[GOAL OF THE EXERCISE] Find the string "CHURCH" in the records. Copy every line it appears in.

════

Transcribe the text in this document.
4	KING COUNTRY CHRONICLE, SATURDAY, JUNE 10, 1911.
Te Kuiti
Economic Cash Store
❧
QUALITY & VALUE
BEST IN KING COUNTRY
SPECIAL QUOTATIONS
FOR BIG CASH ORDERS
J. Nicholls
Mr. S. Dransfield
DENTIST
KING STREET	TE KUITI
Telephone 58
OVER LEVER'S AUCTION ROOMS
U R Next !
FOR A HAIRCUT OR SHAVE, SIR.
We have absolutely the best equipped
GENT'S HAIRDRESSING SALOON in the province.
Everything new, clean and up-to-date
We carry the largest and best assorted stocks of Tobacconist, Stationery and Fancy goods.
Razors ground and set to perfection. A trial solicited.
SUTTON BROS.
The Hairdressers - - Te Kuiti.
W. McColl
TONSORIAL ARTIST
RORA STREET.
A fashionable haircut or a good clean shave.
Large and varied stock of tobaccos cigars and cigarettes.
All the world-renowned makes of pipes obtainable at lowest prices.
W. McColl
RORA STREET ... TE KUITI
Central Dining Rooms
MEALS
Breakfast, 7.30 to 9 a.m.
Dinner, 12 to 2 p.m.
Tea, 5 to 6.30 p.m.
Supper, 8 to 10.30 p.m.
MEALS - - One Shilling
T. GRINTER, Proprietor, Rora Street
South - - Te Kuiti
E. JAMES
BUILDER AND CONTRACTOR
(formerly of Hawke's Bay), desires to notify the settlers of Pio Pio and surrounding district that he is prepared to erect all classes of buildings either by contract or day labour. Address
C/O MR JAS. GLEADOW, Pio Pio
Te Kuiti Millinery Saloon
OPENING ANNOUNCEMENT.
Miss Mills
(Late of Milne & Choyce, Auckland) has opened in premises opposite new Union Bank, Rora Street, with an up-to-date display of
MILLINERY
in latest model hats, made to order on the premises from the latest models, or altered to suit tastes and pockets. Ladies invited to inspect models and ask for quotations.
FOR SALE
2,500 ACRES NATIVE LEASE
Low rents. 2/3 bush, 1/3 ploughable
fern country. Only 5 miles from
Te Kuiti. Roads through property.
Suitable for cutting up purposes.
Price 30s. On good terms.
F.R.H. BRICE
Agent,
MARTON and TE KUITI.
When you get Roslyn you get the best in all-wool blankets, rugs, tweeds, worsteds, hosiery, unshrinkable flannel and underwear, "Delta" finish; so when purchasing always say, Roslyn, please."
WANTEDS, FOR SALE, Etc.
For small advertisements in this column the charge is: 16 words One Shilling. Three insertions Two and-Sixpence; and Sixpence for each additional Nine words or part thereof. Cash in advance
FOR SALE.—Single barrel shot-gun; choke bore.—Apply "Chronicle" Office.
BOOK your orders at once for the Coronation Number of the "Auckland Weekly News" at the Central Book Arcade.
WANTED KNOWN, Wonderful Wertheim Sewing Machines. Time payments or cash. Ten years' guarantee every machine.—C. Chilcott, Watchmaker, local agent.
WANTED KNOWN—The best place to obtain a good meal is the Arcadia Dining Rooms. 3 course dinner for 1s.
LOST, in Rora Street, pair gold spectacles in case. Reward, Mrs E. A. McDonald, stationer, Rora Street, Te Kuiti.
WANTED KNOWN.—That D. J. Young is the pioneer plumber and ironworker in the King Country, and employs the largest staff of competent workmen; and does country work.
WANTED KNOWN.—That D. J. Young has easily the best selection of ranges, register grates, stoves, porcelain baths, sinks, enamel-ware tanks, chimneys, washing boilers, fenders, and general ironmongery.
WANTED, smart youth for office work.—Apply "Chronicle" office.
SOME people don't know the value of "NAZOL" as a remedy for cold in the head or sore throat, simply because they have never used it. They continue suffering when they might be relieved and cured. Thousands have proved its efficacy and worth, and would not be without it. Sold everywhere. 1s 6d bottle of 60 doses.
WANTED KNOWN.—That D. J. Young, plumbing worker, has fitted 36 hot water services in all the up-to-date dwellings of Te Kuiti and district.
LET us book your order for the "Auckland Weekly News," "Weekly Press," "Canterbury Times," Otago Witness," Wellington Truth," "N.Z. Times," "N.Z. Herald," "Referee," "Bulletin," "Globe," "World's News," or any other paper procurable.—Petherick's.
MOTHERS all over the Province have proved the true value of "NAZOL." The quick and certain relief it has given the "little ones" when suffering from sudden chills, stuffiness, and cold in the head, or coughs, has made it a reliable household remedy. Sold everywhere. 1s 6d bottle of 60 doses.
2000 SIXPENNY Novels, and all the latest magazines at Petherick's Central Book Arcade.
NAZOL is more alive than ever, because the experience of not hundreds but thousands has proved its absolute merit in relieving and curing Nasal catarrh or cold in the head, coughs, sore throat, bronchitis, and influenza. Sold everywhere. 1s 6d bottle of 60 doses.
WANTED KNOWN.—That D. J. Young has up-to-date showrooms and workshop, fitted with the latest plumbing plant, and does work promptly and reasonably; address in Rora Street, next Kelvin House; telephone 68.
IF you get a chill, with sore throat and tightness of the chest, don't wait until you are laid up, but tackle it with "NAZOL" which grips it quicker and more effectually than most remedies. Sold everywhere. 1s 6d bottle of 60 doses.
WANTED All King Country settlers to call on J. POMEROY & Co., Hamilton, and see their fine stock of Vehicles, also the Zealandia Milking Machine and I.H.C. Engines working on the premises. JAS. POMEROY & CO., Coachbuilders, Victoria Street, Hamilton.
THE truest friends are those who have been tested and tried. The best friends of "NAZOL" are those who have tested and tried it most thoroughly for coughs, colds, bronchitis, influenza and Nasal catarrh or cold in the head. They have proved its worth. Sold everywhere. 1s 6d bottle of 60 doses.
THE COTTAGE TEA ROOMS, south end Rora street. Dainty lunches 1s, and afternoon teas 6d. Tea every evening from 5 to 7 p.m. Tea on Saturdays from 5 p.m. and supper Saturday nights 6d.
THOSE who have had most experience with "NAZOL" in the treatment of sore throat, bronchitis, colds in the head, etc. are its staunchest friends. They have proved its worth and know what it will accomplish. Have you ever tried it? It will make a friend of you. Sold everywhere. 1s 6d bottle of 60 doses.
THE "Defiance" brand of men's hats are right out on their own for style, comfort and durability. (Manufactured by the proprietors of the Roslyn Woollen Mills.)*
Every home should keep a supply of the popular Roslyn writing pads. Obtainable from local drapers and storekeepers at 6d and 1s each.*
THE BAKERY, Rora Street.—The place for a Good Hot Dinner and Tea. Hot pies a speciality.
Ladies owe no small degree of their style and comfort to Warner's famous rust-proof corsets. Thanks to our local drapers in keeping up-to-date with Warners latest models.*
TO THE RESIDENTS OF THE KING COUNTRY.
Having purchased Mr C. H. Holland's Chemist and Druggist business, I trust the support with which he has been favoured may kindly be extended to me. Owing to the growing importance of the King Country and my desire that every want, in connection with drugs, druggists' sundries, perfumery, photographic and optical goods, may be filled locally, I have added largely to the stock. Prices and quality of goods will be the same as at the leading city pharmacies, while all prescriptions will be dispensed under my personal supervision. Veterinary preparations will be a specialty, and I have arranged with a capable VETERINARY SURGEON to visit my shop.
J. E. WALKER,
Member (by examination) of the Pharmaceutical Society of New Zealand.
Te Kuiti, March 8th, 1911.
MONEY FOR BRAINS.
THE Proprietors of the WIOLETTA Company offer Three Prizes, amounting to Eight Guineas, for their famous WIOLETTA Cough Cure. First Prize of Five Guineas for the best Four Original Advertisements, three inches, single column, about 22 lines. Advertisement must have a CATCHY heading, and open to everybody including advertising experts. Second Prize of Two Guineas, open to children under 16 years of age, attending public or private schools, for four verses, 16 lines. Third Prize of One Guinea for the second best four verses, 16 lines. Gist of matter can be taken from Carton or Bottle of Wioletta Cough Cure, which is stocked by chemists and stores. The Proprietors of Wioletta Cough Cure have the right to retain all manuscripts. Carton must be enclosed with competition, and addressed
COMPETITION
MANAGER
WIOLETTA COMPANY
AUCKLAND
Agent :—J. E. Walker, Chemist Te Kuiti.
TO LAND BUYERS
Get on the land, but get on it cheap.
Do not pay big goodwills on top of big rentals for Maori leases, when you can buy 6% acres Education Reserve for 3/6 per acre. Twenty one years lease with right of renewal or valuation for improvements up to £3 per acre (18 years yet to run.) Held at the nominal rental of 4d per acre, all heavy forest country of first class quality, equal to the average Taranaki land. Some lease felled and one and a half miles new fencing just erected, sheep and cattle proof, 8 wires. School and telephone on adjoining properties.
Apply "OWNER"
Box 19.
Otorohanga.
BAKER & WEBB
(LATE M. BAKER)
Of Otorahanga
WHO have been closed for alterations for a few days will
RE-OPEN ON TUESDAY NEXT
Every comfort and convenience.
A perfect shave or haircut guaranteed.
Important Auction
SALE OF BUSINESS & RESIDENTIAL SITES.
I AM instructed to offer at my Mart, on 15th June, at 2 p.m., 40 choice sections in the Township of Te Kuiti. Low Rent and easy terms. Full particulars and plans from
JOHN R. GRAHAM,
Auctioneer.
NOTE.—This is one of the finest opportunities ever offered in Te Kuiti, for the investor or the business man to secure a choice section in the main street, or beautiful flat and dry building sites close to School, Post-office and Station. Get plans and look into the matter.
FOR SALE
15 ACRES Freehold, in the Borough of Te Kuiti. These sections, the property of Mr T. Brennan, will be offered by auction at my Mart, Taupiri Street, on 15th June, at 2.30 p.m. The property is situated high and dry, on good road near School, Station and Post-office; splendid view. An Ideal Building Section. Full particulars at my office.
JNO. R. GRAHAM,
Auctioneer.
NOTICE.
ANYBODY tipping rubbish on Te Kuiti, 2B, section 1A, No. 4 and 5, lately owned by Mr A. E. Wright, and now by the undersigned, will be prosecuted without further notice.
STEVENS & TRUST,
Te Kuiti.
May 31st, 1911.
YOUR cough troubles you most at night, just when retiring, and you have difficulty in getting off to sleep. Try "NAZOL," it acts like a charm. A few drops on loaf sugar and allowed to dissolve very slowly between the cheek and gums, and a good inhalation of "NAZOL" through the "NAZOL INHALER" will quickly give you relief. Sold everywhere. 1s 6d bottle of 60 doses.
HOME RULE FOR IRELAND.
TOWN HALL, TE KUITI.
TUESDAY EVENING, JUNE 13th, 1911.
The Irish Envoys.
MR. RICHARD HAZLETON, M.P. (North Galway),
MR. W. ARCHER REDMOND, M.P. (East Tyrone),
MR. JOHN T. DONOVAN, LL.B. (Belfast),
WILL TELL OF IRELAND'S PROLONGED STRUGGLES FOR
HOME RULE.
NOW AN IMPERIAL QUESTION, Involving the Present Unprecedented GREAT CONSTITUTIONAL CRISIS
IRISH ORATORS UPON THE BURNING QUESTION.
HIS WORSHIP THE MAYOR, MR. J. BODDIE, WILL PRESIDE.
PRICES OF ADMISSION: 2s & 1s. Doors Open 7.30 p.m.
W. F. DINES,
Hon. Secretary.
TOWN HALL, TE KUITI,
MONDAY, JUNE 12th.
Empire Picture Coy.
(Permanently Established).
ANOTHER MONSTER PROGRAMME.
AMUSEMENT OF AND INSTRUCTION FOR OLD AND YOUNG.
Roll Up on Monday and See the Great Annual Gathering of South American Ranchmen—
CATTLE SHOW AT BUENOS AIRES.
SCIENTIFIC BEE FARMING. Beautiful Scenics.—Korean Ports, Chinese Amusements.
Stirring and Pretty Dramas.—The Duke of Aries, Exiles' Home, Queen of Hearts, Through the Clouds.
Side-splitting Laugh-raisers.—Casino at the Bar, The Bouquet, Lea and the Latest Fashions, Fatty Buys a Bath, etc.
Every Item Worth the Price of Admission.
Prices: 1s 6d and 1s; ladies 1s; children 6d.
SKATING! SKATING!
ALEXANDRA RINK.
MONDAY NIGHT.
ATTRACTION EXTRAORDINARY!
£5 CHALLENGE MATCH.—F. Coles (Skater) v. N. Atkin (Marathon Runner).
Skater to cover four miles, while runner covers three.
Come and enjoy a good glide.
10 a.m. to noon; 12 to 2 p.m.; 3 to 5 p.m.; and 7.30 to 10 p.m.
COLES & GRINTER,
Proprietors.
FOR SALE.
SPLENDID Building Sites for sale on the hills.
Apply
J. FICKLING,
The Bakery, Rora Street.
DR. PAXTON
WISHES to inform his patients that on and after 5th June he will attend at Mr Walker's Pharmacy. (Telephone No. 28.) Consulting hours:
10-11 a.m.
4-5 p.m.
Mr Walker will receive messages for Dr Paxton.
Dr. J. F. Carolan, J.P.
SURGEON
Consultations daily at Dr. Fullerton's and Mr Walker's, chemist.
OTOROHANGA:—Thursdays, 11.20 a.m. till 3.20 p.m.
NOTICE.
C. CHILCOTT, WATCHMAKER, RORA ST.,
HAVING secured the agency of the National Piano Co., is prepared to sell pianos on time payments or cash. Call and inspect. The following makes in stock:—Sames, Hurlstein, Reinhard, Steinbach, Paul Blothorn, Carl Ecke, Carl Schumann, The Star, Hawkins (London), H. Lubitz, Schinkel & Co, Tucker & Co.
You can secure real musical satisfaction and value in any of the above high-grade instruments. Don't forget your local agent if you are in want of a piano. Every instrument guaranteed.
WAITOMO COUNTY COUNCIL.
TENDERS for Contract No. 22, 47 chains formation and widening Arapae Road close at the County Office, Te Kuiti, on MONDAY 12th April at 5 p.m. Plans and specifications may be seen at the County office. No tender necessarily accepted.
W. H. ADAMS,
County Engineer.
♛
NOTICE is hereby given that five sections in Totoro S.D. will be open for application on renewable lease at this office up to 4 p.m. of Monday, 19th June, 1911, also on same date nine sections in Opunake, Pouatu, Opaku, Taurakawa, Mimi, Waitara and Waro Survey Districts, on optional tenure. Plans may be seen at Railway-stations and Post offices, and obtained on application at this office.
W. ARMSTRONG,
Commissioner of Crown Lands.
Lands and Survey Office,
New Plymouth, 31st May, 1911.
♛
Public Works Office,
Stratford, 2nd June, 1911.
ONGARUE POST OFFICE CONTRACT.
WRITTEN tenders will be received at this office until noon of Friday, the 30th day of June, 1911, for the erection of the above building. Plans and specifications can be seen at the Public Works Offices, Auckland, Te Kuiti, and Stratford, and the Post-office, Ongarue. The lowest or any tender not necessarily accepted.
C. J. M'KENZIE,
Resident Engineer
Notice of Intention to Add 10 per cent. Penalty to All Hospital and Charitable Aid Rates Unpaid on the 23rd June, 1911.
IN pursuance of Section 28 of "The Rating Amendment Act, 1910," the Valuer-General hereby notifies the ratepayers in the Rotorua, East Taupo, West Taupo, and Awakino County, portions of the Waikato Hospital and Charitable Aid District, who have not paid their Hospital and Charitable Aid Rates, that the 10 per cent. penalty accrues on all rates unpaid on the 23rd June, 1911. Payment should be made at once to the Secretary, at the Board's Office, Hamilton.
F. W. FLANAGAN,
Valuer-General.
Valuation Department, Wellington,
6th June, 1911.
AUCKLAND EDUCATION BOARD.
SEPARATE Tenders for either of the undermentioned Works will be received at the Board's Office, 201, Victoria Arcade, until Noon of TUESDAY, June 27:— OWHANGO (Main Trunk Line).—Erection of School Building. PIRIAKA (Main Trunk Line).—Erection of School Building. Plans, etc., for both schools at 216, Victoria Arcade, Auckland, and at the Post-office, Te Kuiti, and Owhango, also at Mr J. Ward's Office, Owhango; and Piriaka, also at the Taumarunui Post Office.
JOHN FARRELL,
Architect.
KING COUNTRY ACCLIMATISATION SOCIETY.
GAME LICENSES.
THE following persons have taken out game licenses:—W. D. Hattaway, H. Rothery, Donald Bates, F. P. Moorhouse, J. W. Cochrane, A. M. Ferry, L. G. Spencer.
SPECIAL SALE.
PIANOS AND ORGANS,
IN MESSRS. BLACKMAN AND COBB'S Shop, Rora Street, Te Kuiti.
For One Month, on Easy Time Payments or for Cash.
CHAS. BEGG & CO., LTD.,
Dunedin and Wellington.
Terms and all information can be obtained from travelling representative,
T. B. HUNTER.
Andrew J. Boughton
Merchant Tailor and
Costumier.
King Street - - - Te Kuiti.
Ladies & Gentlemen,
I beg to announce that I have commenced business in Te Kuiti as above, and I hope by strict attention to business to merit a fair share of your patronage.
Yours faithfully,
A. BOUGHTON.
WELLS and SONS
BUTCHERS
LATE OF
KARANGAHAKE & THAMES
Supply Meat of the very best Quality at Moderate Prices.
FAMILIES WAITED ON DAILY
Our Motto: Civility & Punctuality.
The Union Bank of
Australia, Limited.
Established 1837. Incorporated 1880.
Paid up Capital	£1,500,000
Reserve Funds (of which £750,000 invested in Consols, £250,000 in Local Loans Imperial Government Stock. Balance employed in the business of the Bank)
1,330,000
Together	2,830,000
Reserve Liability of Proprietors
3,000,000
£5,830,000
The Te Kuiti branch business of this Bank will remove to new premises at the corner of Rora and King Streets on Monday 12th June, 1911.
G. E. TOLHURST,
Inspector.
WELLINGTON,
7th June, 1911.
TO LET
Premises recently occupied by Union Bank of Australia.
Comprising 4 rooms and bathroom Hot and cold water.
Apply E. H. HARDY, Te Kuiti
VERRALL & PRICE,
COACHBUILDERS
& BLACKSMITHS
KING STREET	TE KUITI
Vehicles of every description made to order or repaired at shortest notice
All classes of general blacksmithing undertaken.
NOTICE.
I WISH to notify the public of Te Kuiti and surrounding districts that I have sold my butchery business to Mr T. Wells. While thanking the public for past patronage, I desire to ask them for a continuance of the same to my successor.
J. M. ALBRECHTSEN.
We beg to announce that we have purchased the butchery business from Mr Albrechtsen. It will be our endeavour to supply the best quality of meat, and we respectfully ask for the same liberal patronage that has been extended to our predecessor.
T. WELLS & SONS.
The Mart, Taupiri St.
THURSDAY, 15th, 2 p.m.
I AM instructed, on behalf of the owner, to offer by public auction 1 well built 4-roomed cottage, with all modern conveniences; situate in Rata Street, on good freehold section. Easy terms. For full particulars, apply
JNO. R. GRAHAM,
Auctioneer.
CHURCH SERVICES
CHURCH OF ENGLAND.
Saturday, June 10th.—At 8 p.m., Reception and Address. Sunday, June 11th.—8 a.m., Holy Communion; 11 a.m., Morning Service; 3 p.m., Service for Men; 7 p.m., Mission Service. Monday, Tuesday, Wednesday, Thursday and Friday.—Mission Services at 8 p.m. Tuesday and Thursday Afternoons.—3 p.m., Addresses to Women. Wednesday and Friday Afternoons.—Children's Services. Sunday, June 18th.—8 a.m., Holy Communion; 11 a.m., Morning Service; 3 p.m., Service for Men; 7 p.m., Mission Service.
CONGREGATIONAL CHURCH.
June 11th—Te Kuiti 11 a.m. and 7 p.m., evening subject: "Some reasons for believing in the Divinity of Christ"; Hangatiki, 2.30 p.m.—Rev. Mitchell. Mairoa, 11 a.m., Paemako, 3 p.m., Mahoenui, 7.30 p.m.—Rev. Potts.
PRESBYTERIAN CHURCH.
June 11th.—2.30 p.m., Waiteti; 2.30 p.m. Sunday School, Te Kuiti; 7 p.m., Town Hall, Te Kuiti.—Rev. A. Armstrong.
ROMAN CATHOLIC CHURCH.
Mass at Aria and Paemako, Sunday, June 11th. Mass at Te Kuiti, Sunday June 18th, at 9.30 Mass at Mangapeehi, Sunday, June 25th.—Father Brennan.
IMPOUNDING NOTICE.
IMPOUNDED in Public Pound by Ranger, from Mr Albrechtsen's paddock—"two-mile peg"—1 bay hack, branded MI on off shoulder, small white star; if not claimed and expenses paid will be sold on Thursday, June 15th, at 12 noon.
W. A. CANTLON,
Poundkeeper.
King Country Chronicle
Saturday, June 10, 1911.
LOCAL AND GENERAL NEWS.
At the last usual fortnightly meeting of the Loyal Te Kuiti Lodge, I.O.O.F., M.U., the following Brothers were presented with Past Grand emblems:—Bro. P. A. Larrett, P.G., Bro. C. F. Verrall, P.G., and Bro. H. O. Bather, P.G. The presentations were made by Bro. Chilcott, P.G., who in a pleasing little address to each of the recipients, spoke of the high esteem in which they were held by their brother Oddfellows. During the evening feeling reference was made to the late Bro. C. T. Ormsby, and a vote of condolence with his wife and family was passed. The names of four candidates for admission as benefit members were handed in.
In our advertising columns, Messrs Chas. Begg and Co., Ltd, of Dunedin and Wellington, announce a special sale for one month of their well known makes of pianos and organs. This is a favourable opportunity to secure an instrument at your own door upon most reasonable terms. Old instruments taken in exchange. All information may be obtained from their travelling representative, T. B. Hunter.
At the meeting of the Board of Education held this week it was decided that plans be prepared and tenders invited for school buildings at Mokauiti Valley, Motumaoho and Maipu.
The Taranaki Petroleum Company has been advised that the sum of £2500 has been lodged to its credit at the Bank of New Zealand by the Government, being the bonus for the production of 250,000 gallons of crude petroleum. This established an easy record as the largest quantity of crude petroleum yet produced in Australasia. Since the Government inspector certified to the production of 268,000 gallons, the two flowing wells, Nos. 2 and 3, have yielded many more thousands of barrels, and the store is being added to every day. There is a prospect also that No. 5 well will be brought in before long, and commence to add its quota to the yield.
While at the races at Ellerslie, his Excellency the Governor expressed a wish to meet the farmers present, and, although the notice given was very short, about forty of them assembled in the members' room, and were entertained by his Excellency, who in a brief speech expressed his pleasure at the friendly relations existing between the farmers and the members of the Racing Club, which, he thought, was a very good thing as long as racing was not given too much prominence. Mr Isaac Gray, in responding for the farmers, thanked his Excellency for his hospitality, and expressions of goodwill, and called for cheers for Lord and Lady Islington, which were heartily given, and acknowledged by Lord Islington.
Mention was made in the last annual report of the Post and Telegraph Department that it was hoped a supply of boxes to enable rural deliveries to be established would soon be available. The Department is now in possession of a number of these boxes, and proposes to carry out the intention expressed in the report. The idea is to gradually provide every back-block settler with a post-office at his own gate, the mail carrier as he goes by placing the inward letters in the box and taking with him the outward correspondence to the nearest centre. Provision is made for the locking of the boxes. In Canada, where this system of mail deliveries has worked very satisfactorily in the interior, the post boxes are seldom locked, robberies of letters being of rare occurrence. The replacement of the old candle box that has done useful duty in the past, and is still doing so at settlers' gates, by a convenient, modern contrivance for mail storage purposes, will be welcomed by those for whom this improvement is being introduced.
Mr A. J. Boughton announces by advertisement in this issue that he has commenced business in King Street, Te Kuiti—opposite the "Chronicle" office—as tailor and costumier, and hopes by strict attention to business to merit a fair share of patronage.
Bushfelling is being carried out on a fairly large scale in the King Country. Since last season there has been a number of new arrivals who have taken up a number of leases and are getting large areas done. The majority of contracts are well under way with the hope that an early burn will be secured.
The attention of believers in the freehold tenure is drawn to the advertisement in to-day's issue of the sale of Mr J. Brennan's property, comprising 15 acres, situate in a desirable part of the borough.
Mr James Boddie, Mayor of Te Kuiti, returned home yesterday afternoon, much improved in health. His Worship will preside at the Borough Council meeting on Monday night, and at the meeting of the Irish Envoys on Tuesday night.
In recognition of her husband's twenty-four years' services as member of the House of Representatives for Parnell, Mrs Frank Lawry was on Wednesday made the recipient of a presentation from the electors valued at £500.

════

[ANSWER SECTION]
CHURCH SERVICES
CHURCH OF ENGLAND.
CONGREGATIONAL CHURCH.
PRESBYTERIAN CHURCH.
ROMAN CATHOLIC CHURCH.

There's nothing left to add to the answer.